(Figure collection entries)
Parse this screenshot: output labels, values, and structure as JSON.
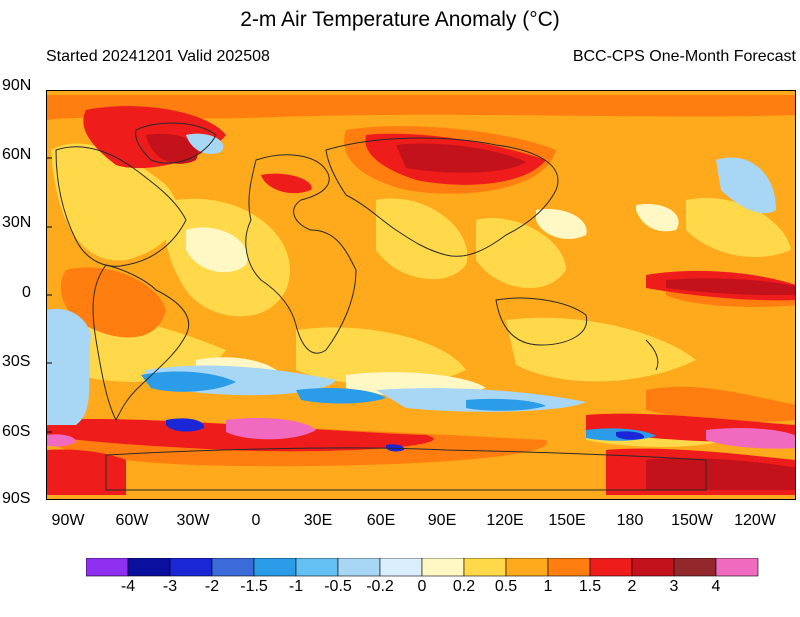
{
  "title": "2-m Air Temperature Anomaly (°C)",
  "subtitle_left": "Started 20241201  Valid 202508",
  "subtitle_right": "BCC-CPS One-Month Forecast",
  "lat_labels": [
    "90N",
    "60N",
    "30N",
    "0",
    "30S",
    "60S",
    "90S"
  ],
  "lon_labels": [
    "90W",
    "60W",
    "30W",
    "0",
    "30E",
    "60E",
    "90E",
    "120E",
    "150E",
    "180",
    "150W",
    "120W"
  ],
  "colorbar": {
    "labels": [
      "-4",
      "-3",
      "-2",
      "-1.5",
      "-1",
      "-0.5",
      "-0.2",
      "0",
      "0.2",
      "0.5",
      "1",
      "1.5",
      "2",
      "3",
      "4"
    ],
    "colors": [
      "#8f2ff0",
      "#0a0f9e",
      "#1a27d6",
      "#3b6ad9",
      "#2b9de8",
      "#64bff2",
      "#a8d6f5",
      "#dbeefd",
      "#fff8c4",
      "#ffd94a",
      "#ffa91c",
      "#ff7e0f",
      "#ef1c1c",
      "#c3121b",
      "#92282c",
      "#f06ac0"
    ]
  }
}
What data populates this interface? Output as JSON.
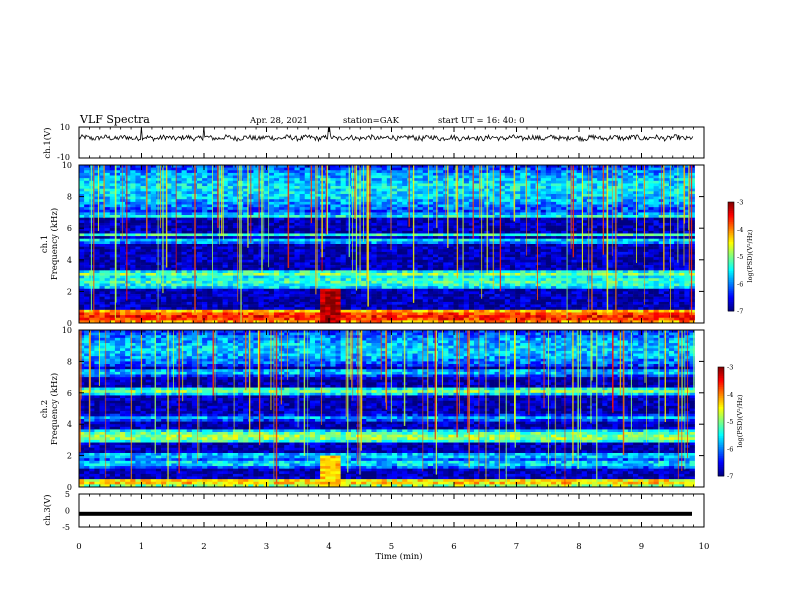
{
  "header": {
    "title": "VLF Spectra",
    "date": "Apr. 28, 2021",
    "station": "station=GAK",
    "start": "start  UT =   16: 40: 0"
  },
  "chart_data": [
    {
      "type": "line",
      "panel": "ch1-waveform",
      "ylabel": "ch.1(V)",
      "ylim": [
        -10,
        10
      ],
      "yticks": [
        10,
        -10
      ],
      "xlim": [
        0,
        10
      ],
      "series": [
        {
          "values_summary": "noise around 3 V, range about 1–5 V, spikes near 1.0, 2.0, 4.0 min",
          "color": "#000000"
        }
      ]
    },
    {
      "type": "heatmap",
      "panel": "ch1-spectrogram",
      "ylabel": "ch.1",
      "ylabel2": "Frequency  (kHz)",
      "ylim": [
        0,
        10
      ],
      "yticks": [
        0,
        2,
        4,
        6,
        8,
        10
      ],
      "xlim": [
        0,
        9.85
      ],
      "colorbar": {
        "label": "log(PSD)(V²/Hz)",
        "range": [
          -7,
          -3
        ],
        "ticks": [
          "-3",
          "-4",
          "-5",
          "-6",
          "-7"
        ]
      },
      "bands_khz": [
        {
          "f": 0.4,
          "width": 0.8,
          "level": -3.6
        },
        {
          "f": 1.0,
          "width": 0.15,
          "level": -4.8
        },
        {
          "f": 2.6,
          "width": 1.0,
          "level": -5.3
        },
        {
          "f": 3.1,
          "width": 0.4,
          "level": -5.0
        },
        {
          "f": 5.2,
          "width": 0.3,
          "level": -5.5
        },
        {
          "f": 5.6,
          "width": 0.3,
          "level": -5.3
        },
        {
          "f": 6.8,
          "width": 0.3,
          "level": -5.4
        },
        {
          "f": 8.5,
          "width": 3.0,
          "level": -5.6
        }
      ],
      "event": {
        "time_min": 4.0,
        "fmax_khz": 2.2,
        "level": -3.2
      }
    },
    {
      "type": "heatmap",
      "panel": "ch2-spectrogram",
      "ylabel": "ch.2",
      "ylabel2": "Frequency  (kHz)",
      "ylim": [
        0,
        10
      ],
      "yticks": [
        0,
        2,
        4,
        6,
        8,
        10
      ],
      "xlim": [
        0,
        9.85
      ],
      "colorbar": {
        "label": "log(PSD)(V²/Hz)",
        "range": [
          -7,
          -3
        ],
        "ticks": [
          "-3",
          "-4",
          "-5",
          "-6",
          "-7"
        ]
      },
      "bands_khz": [
        {
          "f": 0.3,
          "width": 0.5,
          "level": -4.3
        },
        {
          "f": 1.5,
          "width": 0.6,
          "level": -5.6
        },
        {
          "f": 2.0,
          "width": 0.2,
          "level": -5.2
        },
        {
          "f": 3.2,
          "width": 0.8,
          "level": -4.9
        },
        {
          "f": 4.4,
          "width": 0.4,
          "level": -5.8
        },
        {
          "f": 6.1,
          "width": 0.4,
          "level": -5.0
        },
        {
          "f": 7.3,
          "width": 0.5,
          "level": -5.7
        },
        {
          "f": 8.8,
          "width": 2.4,
          "level": -5.7
        }
      ],
      "event": {
        "time_min": 4.0,
        "fmax_khz": 2.0,
        "level": -4.3
      }
    },
    {
      "type": "line",
      "panel": "ch3-waveform",
      "ylabel": "ch.3(V)",
      "ylim": [
        -5,
        5
      ],
      "yticks": [
        5,
        0,
        -5
      ],
      "xlabel": "Time  (min)",
      "xlim": [
        0,
        10
      ],
      "xticks": [
        0,
        1,
        2,
        3,
        4,
        5,
        6,
        7,
        8,
        9,
        10
      ],
      "series": [
        {
          "values_summary": "constant near -1 V",
          "value": -1,
          "color": "#000000"
        }
      ]
    }
  ]
}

**TASK GOAL:**
Omit the pictures. Transcribe every record exactly.

**IN RESPONSE:**
Parse this screenshot: output labels, values, and structure as JSON.
{
  "title": "2-m Air Temperature Anomaly (°C)",
  "subtitle_left": "Started 20241201  Valid 202508",
  "subtitle_right": "BCC-CPS One-Month Forecast",
  "lat_labels": [
    "90N",
    "60N",
    "30N",
    "0",
    "30S",
    "60S",
    "90S"
  ],
  "lon_labels": [
    "90W",
    "60W",
    "30W",
    "0",
    "30E",
    "60E",
    "90E",
    "120E",
    "150E",
    "180",
    "150W",
    "120W"
  ],
  "colorbar": {
    "labels": [
      "-4",
      "-3",
      "-2",
      "-1.5",
      "-1",
      "-0.5",
      "-0.2",
      "0",
      "0.2",
      "0.5",
      "1",
      "1.5",
      "2",
      "3",
      "4"
    ],
    "colors": [
      "#8f2ff0",
      "#0a0f9e",
      "#1a27d6",
      "#3b6ad9",
      "#2b9de8",
      "#64bff2",
      "#a8d6f5",
      "#dbeefd",
      "#fff8c4",
      "#ffd94a",
      "#ffa91c",
      "#ff7e0f",
      "#ef1c1c",
      "#c3121b",
      "#92282c",
      "#f06ac0"
    ]
  }
}
What data populates this interface? Output as JSON.
{
  "header": {
    "title": "VLF Spectra",
    "date": "Apr. 28, 2021",
    "station": "station=GAK",
    "start": "start  UT =   16: 40: 0"
  },
  "chart_data": [
    {
      "type": "line",
      "panel": "ch1-waveform",
      "ylabel": "ch.1(V)",
      "ylim": [
        -10,
        10
      ],
      "yticks": [
        10,
        -10
      ],
      "xlim": [
        0,
        10
      ],
      "series": [
        {
          "values_summary": "noise around 3 V, range about 1–5 V, spikes near 1.0, 2.0, 4.0 min",
          "color": "#000000"
        }
      ]
    },
    {
      "type": "heatmap",
      "panel": "ch1-spectrogram",
      "ylabel": "ch.1",
      "ylabel2": "Frequency  (kHz)",
      "ylim": [
        0,
        10
      ],
      "yticks": [
        0,
        2,
        4,
        6,
        8,
        10
      ],
      "xlim": [
        0,
        9.85
      ],
      "colorbar": {
        "label": "log(PSD)(V²/Hz)",
        "range": [
          -7,
          -3
        ],
        "ticks": [
          "-3",
          "-4",
          "-5",
          "-6",
          "-7"
        ]
      },
      "bands_khz": [
        {
          "f": 0.4,
          "width": 0.8,
          "level": -3.6
        },
        {
          "f": 1.0,
          "width": 0.15,
          "level": -4.8
        },
        {
          "f": 2.6,
          "width": 1.0,
          "level": -5.3
        },
        {
          "f": 3.1,
          "width": 0.4,
          "level": -5.0
        },
        {
          "f": 5.2,
          "width": 0.3,
          "level": -5.5
        },
        {
          "f": 5.6,
          "width": 0.3,
          "level": -5.3
        },
        {
          "f": 6.8,
          "width": 0.3,
          "level": -5.4
        },
        {
          "f": 8.5,
          "width": 3.0,
          "level": -5.6
        }
      ],
      "event": {
        "time_min": 4.0,
        "fmax_khz": 2.2,
        "level": -3.2
      }
    },
    {
      "type": "heatmap",
      "panel": "ch2-spectrogram",
      "ylabel": "ch.2",
      "ylabel2": "Frequency  (kHz)",
      "ylim": [
        0,
        10
      ],
      "yticks": [
        0,
        2,
        4,
        6,
        8,
        10
      ],
      "xlim": [
        0,
        9.85
      ],
      "colorbar": {
        "label": "log(PSD)(V²/Hz)",
        "range": [
          -7,
          -3
        ],
        "ticks": [
          "-3",
          "-4",
          "-5",
          "-6",
          "-7"
        ]
      },
      "bands_khz": [
        {
          "f": 0.3,
          "width": 0.5,
          "level": -4.3
        },
        {
          "f": 1.5,
          "width": 0.6,
          "level": -5.6
        },
        {
          "f": 2.0,
          "width": 0.2,
          "level": -5.2
        },
        {
          "f": 3.2,
          "width": 0.8,
          "level": -4.9
        },
        {
          "f": 4.4,
          "width": 0.4,
          "level": -5.8
        },
        {
          "f": 6.1,
          "width": 0.4,
          "level": -5.0
        },
        {
          "f": 7.3,
          "width": 0.5,
          "level": -5.7
        },
        {
          "f": 8.8,
          "width": 2.4,
          "level": -5.7
        }
      ],
      "event": {
        "time_min": 4.0,
        "fmax_khz": 2.0,
        "level": -4.3
      }
    },
    {
      "type": "line",
      "panel": "ch3-waveform",
      "ylabel": "ch.3(V)",
      "ylim": [
        -5,
        5
      ],
      "yticks": [
        5,
        0,
        -5
      ],
      "xlabel": "Time  (min)",
      "xlim": [
        0,
        10
      ],
      "xticks": [
        0,
        1,
        2,
        3,
        4,
        5,
        6,
        7,
        8,
        9,
        10
      ],
      "series": [
        {
          "values_summary": "constant near -1 V",
          "value": -1,
          "color": "#000000"
        }
      ]
    }
  ]
}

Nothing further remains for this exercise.